▶ [Challenge] Produce a word-for-word copy of the listing below without its pictures.

▶ [Available data]

★ ★ ★

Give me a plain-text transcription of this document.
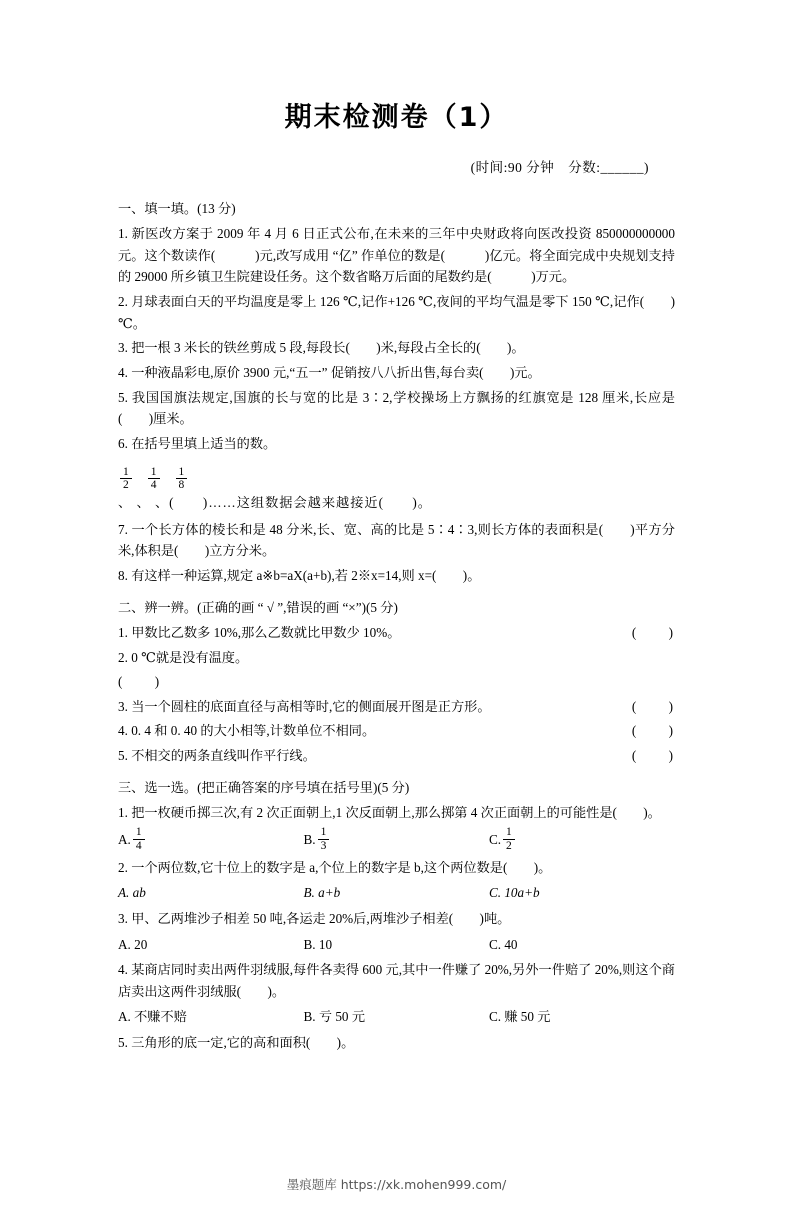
期末检测卷（1）
(时间:90 分钟　分数:______)
一、填一填。(13 分)
1. 新医改方案于 2009 年 4 月 6 日正式公布,在未来的三年中央财政将向医改投资 850000000000 元。这个数读作(　　　)元,改写成用 “亿” 作单位的数是(　　　)亿元。将全面完成中央规划支持的 29000 所乡镇卫生院建设任务。这个数省略万后面的尾数约是(　　　)万元。
2. 月球表面白天的平均温度是零上 126 ℃,记作+126 ℃,夜间的平均气温是零下 150 ℃,记作(　　)℃。
3. 把一根 3 米长的铁丝剪成 5 段,每段长(　　)米,每段占全长的(　　)。
4. 一种液晶彩电,原价 3900 元,“五一” 促销按八八折出售,每台卖(　　)元。
5. 我国国旗法规定,国旗的长与宽的比是 3∶2,学校操场上方飘扬的红旗宽是 128 厘米,长应是(　　)厘米。
6. 在括号里填上适当的数。
$\frac{1}{2} \frac{1}{4} \frac{1}{8}$
、 、 、(　　)……这组数据会越来越接近(　　)。
7. 一个长方体的棱长和是 48 分米,长、宽、高的比是 5∶4∶3,则长方体的表面积是(　　)平方分米,体积是(　　)立方分米。
8. 有这样一种运算,规定 a※b=aX(a+b),若 2※x=14,则 x=(　　)。
二、辨一辨。(正确的画 “ √ ”,错误的画 “×”)(5 分)
1. 甲数比乙数多 10%,那么乙数就比甲数少 10%。	(　　)
2. 0 ℃就是没有温度。
(　　)
3. 当一个圆柱的底面直径与高相等时,它的侧面展开图是正方形。	(　　)
4. 0. 4 和 0. 40 的大小相等,计数单位不相同。	(　　)
5. 不相交的两条直线叫作平行线。	(　　)
三、选一选。(把正确答案的序号填在括号里)(5 分)
1. 把一枚硬币掷三次,有 2 次正面朝上,1 次反面朝上,那么掷第 4 次正面朝上的可能性是(　　)。
A. $\frac{1}{4}$	B. $\frac{1}{3}$	C. $\frac{1}{2}$
2. 一个两位数,它十位上的数字是 a,个位上的数字是 b,这个两位数是(　　)。
A. ab	B. a+b	C. 10a+b
3. 甲、乙两堆沙子相差 50 吨,各运走 20%后,两堆沙子相差(　　)吨。
A. 20	B. 10	C. 40
4. 某商店同时卖出两件羽绒服,每件各卖得 600 元,其中一件赚了 20%,另外一件赔了 20%,则这个商店卖出这两件羽绒服(　　)。
A. 不赚不赔	B. 亏 50 元	C. 赚 50 元
5. 三角形的底一定,它的高和面积(　　)。
墨痕题库 https://xk.mohen999.com/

★ ★ ★

▶ [Expected answer]
Give me a plain-text transcription of this document.
期末检测卷（1）
(时间:90 分钟　分数:______)
一、填一填。(13 分)
1. 新医改方案于 2009 年 4 月 6 日正式公布,在未来的三年中央财政将向医改投资 850000000000 元。这个数读作(　　　)元,改写成用 “亿” 作单位的数是(　　　)亿元。将全面完成中央规划支持的 29000 所乡镇卫生院建设任务。这个数省略万后面的尾数约是(　　　)万元。
2. 月球表面白天的平均温度是零上 126 ℃,记作+126 ℃,夜间的平均气温是零下 150 ℃,记作(　　)℃。
3. 把一根 3 米长的铁丝剪成 5 段,每段长(　　)米,每段占全长的(　　)。
4. 一种液晶彩电,原价 3900 元,“五一” 促销按八八折出售,每台卖(　　)元。
5. 我国国旗法规定,国旗的长与宽的比是 3∶2,学校操场上方飘扬的红旗宽是 128 厘米,长应是(　　)厘米。
6. 在括号里填上适当的数。
$\frac{1}{2} \frac{1}{4} \frac{1}{8}$
、 、 、(　　)……这组数据会越来越接近(　　)。
7. 一个长方体的棱长和是 48 分米,长、宽、高的比是 5∶4∶3,则长方体的表面积是(　　)平方分米,体积是(　　)立方分米。
8. 有这样一种运算,规定 a※b=aX(a+b),若 2※x=14,则 x=(　　)。
二、辨一辨。(正确的画 “ √ ”,错误的画 “×”)(5 分)
1. 甲数比乙数多 10%,那么乙数就比甲数少 10%。	(　　)
2. 0 ℃就是没有温度。
(　　)
3. 当一个圆柱的底面直径与高相等时,它的侧面展开图是正方形。	(　　)
4. 0. 4 和 0. 40 的大小相等,计数单位不相同。	(　　)
5. 不相交的两条直线叫作平行线。	(　　)
三、选一选。(把正确答案的序号填在括号里)(5 分)
1. 把一枚硬币掷三次,有 2 次正面朝上,1 次反面朝上,那么掷第 4 次正面朝上的可能性是(　　)。
A. $\frac{1}{4}$	B. $\frac{1}{3}$	C. $\frac{1}{2}$
2. 一个两位数,它十位上的数字是 a,个位上的数字是 b,这个两位数是(　　)。
A. ab	B. a+b	C. 10a+b
3. 甲、乙两堆沙子相差 50 吨,各运走 20%后,两堆沙子相差(　　)吨。
A. 20	B. 10	C. 40
4. 某商店同时卖出两件羽绒服,每件各卖得 600 元,其中一件赚了 20%,另外一件赔了 20%,则这个商店卖出这两件羽绒服(　　)。
A. 不赚不赔	B. 亏 50 元	C. 赚 50 元
5. 三角形的底一定,它的高和面积(　　)。
墨痕题库 https://xk.mohen999.com/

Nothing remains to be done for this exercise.